Required task: Look through the records below, and copy out every line that holds the string "systems".

== Source records ==

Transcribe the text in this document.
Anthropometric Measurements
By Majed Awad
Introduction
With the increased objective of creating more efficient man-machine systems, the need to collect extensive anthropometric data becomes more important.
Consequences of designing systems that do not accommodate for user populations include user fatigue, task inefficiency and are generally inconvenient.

===

Response:
With the increased objective of creating more efficient man-machine systems, the need to collect extensive anthropometric data becomes more important.
Consequences of designing systems that do not accommodate for user populations include user fatigue, task inefficiency and are generally inconvenient.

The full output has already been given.